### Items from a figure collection
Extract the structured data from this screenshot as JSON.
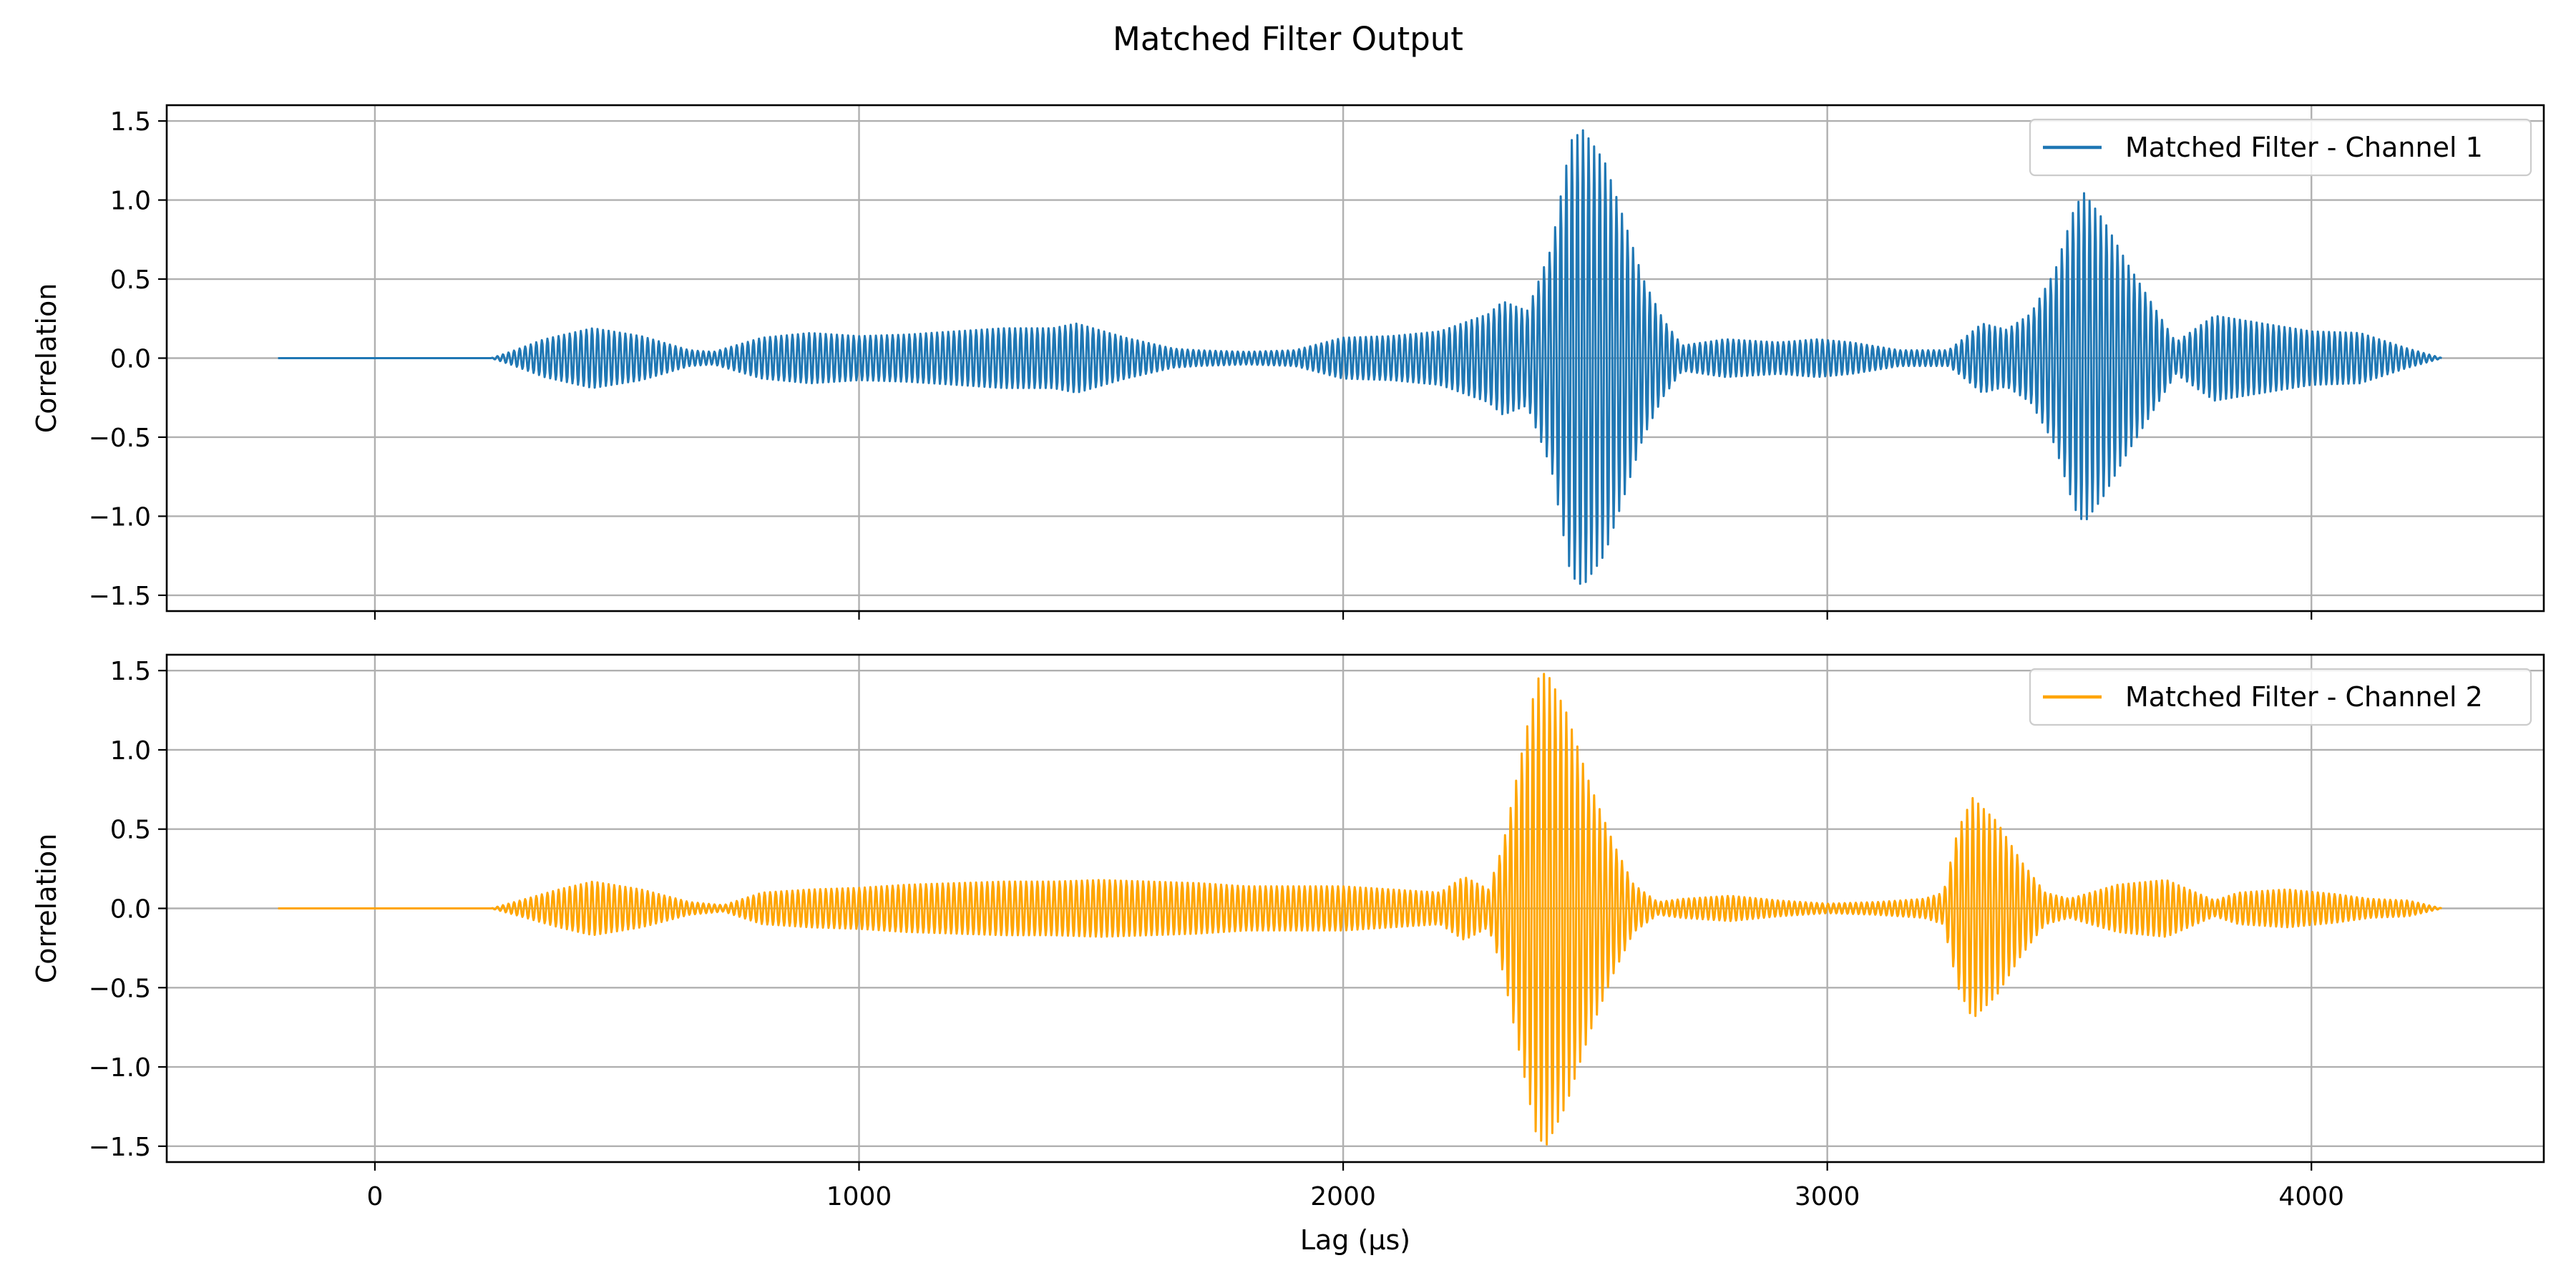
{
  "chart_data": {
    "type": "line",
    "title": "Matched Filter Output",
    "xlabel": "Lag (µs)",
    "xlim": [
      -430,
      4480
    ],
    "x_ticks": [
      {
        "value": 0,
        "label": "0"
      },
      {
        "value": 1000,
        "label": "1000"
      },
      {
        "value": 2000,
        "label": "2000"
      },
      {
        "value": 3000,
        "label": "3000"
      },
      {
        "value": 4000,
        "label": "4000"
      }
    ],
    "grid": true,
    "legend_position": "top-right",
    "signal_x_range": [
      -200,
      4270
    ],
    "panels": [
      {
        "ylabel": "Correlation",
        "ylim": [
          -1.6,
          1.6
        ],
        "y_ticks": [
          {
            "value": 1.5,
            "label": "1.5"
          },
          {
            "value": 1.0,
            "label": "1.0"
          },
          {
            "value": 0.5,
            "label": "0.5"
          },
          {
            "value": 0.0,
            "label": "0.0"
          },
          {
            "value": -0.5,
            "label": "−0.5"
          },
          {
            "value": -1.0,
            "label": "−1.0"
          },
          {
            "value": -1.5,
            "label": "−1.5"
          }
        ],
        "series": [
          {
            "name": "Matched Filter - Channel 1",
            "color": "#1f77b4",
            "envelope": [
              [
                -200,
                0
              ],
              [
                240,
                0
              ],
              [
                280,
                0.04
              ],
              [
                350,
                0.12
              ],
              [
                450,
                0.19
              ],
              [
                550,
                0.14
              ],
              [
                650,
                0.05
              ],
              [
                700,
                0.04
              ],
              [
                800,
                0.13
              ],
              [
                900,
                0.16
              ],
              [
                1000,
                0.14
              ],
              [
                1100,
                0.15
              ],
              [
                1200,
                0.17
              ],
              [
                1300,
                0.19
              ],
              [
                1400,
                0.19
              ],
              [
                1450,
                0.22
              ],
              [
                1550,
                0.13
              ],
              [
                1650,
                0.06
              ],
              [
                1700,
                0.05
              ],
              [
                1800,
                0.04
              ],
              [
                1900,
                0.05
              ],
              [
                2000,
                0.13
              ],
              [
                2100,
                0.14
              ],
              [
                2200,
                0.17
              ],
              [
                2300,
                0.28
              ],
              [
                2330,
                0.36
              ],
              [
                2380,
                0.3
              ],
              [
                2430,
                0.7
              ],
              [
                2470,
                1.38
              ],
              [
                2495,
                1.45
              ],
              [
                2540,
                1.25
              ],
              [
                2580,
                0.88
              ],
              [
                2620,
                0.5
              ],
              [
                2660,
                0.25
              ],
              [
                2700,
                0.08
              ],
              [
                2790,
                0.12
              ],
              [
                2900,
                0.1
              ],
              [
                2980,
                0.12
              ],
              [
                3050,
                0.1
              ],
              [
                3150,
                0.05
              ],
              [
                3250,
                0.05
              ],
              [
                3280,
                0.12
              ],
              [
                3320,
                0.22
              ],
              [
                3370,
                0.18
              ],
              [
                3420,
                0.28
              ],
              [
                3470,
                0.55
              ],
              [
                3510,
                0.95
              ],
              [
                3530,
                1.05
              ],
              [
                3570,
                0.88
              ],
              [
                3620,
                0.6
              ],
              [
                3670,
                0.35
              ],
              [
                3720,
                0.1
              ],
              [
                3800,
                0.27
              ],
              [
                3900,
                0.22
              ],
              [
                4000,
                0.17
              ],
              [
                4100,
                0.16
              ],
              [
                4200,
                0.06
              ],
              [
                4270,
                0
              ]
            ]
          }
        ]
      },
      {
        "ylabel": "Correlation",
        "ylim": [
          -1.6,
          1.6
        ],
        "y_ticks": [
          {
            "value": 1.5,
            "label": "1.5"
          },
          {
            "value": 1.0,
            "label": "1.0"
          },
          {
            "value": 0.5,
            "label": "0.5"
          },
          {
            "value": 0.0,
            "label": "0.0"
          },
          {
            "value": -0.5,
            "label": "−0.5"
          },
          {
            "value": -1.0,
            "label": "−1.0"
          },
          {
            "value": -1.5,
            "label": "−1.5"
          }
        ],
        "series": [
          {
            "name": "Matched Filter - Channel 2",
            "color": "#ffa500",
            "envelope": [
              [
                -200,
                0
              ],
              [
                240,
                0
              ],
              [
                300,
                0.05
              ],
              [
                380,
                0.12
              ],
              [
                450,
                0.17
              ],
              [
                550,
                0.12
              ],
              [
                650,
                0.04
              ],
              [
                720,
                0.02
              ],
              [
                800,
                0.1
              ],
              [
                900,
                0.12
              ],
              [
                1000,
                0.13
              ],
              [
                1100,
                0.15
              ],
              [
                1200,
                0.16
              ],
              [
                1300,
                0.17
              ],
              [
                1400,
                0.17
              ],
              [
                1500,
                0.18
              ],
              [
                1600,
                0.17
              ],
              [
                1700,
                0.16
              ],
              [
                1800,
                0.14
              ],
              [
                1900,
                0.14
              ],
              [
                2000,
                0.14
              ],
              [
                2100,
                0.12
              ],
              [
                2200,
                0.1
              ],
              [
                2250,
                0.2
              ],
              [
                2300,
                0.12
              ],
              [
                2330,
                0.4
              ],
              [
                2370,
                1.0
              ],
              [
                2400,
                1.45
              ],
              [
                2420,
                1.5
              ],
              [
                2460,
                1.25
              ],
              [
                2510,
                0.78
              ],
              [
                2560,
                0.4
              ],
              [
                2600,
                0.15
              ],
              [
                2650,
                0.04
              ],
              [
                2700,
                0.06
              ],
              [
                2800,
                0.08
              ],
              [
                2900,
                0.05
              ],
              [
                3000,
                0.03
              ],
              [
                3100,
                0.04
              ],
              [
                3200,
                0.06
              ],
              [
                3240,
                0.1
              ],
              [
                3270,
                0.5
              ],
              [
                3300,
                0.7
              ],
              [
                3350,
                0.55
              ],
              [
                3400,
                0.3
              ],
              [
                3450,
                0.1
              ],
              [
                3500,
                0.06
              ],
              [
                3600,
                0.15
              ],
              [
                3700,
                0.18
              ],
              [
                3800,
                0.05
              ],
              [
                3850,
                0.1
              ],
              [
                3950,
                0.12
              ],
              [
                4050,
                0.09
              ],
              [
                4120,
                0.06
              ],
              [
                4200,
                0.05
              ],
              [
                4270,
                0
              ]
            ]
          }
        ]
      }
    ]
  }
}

### Direction
Every line of the data above should be quoted exactly. Omit the pictures.

### Output below
Extract the structured data from this screenshot as JSON.
{
  "chart_data": {
    "type": "line",
    "title": "Matched Filter Output",
    "xlabel": "Lag (µs)",
    "xlim": [
      -430,
      4480
    ],
    "x_ticks": [
      {
        "value": 0,
        "label": "0"
      },
      {
        "value": 1000,
        "label": "1000"
      },
      {
        "value": 2000,
        "label": "2000"
      },
      {
        "value": 3000,
        "label": "3000"
      },
      {
        "value": 4000,
        "label": "4000"
      }
    ],
    "grid": true,
    "legend_position": "top-right",
    "signal_x_range": [
      -200,
      4270
    ],
    "panels": [
      {
        "ylabel": "Correlation",
        "ylim": [
          -1.6,
          1.6
        ],
        "y_ticks": [
          {
            "value": 1.5,
            "label": "1.5"
          },
          {
            "value": 1.0,
            "label": "1.0"
          },
          {
            "value": 0.5,
            "label": "0.5"
          },
          {
            "value": 0.0,
            "label": "0.0"
          },
          {
            "value": -0.5,
            "label": "−0.5"
          },
          {
            "value": -1.0,
            "label": "−1.0"
          },
          {
            "value": -1.5,
            "label": "−1.5"
          }
        ],
        "series": [
          {
            "name": "Matched Filter - Channel 1",
            "color": "#1f77b4",
            "envelope": [
              [
                -200,
                0
              ],
              [
                240,
                0
              ],
              [
                280,
                0.04
              ],
              [
                350,
                0.12
              ],
              [
                450,
                0.19
              ],
              [
                550,
                0.14
              ],
              [
                650,
                0.05
              ],
              [
                700,
                0.04
              ],
              [
                800,
                0.13
              ],
              [
                900,
                0.16
              ],
              [
                1000,
                0.14
              ],
              [
                1100,
                0.15
              ],
              [
                1200,
                0.17
              ],
              [
                1300,
                0.19
              ],
              [
                1400,
                0.19
              ],
              [
                1450,
                0.22
              ],
              [
                1550,
                0.13
              ],
              [
                1650,
                0.06
              ],
              [
                1700,
                0.05
              ],
              [
                1800,
                0.04
              ],
              [
                1900,
                0.05
              ],
              [
                2000,
                0.13
              ],
              [
                2100,
                0.14
              ],
              [
                2200,
                0.17
              ],
              [
                2300,
                0.28
              ],
              [
                2330,
                0.36
              ],
              [
                2380,
                0.3
              ],
              [
                2430,
                0.7
              ],
              [
                2470,
                1.38
              ],
              [
                2495,
                1.45
              ],
              [
                2540,
                1.25
              ],
              [
                2580,
                0.88
              ],
              [
                2620,
                0.5
              ],
              [
                2660,
                0.25
              ],
              [
                2700,
                0.08
              ],
              [
                2790,
                0.12
              ],
              [
                2900,
                0.1
              ],
              [
                2980,
                0.12
              ],
              [
                3050,
                0.1
              ],
              [
                3150,
                0.05
              ],
              [
                3250,
                0.05
              ],
              [
                3280,
                0.12
              ],
              [
                3320,
                0.22
              ],
              [
                3370,
                0.18
              ],
              [
                3420,
                0.28
              ],
              [
                3470,
                0.55
              ],
              [
                3510,
                0.95
              ],
              [
                3530,
                1.05
              ],
              [
                3570,
                0.88
              ],
              [
                3620,
                0.6
              ],
              [
                3670,
                0.35
              ],
              [
                3720,
                0.1
              ],
              [
                3800,
                0.27
              ],
              [
                3900,
                0.22
              ],
              [
                4000,
                0.17
              ],
              [
                4100,
                0.16
              ],
              [
                4200,
                0.06
              ],
              [
                4270,
                0
              ]
            ]
          }
        ]
      },
      {
        "ylabel": "Correlation",
        "ylim": [
          -1.6,
          1.6
        ],
        "y_ticks": [
          {
            "value": 1.5,
            "label": "1.5"
          },
          {
            "value": 1.0,
            "label": "1.0"
          },
          {
            "value": 0.5,
            "label": "0.5"
          },
          {
            "value": 0.0,
            "label": "0.0"
          },
          {
            "value": -0.5,
            "label": "−0.5"
          },
          {
            "value": -1.0,
            "label": "−1.0"
          },
          {
            "value": -1.5,
            "label": "−1.5"
          }
        ],
        "series": [
          {
            "name": "Matched Filter - Channel 2",
            "color": "#ffa500",
            "envelope": [
              [
                -200,
                0
              ],
              [
                240,
                0
              ],
              [
                300,
                0.05
              ],
              [
                380,
                0.12
              ],
              [
                450,
                0.17
              ],
              [
                550,
                0.12
              ],
              [
                650,
                0.04
              ],
              [
                720,
                0.02
              ],
              [
                800,
                0.1
              ],
              [
                900,
                0.12
              ],
              [
                1000,
                0.13
              ],
              [
                1100,
                0.15
              ],
              [
                1200,
                0.16
              ],
              [
                1300,
                0.17
              ],
              [
                1400,
                0.17
              ],
              [
                1500,
                0.18
              ],
              [
                1600,
                0.17
              ],
              [
                1700,
                0.16
              ],
              [
                1800,
                0.14
              ],
              [
                1900,
                0.14
              ],
              [
                2000,
                0.14
              ],
              [
                2100,
                0.12
              ],
              [
                2200,
                0.1
              ],
              [
                2250,
                0.2
              ],
              [
                2300,
                0.12
              ],
              [
                2330,
                0.4
              ],
              [
                2370,
                1.0
              ],
              [
                2400,
                1.45
              ],
              [
                2420,
                1.5
              ],
              [
                2460,
                1.25
              ],
              [
                2510,
                0.78
              ],
              [
                2560,
                0.4
              ],
              [
                2600,
                0.15
              ],
              [
                2650,
                0.04
              ],
              [
                2700,
                0.06
              ],
              [
                2800,
                0.08
              ],
              [
                2900,
                0.05
              ],
              [
                3000,
                0.03
              ],
              [
                3100,
                0.04
              ],
              [
                3200,
                0.06
              ],
              [
                3240,
                0.1
              ],
              [
                3270,
                0.5
              ],
              [
                3300,
                0.7
              ],
              [
                3350,
                0.55
              ],
              [
                3400,
                0.3
              ],
              [
                3450,
                0.1
              ],
              [
                3500,
                0.06
              ],
              [
                3600,
                0.15
              ],
              [
                3700,
                0.18
              ],
              [
                3800,
                0.05
              ],
              [
                3850,
                0.1
              ],
              [
                3950,
                0.12
              ],
              [
                4050,
                0.09
              ],
              [
                4120,
                0.06
              ],
              [
                4200,
                0.05
              ],
              [
                4270,
                0
              ]
            ]
          }
        ]
      }
    ]
  }
}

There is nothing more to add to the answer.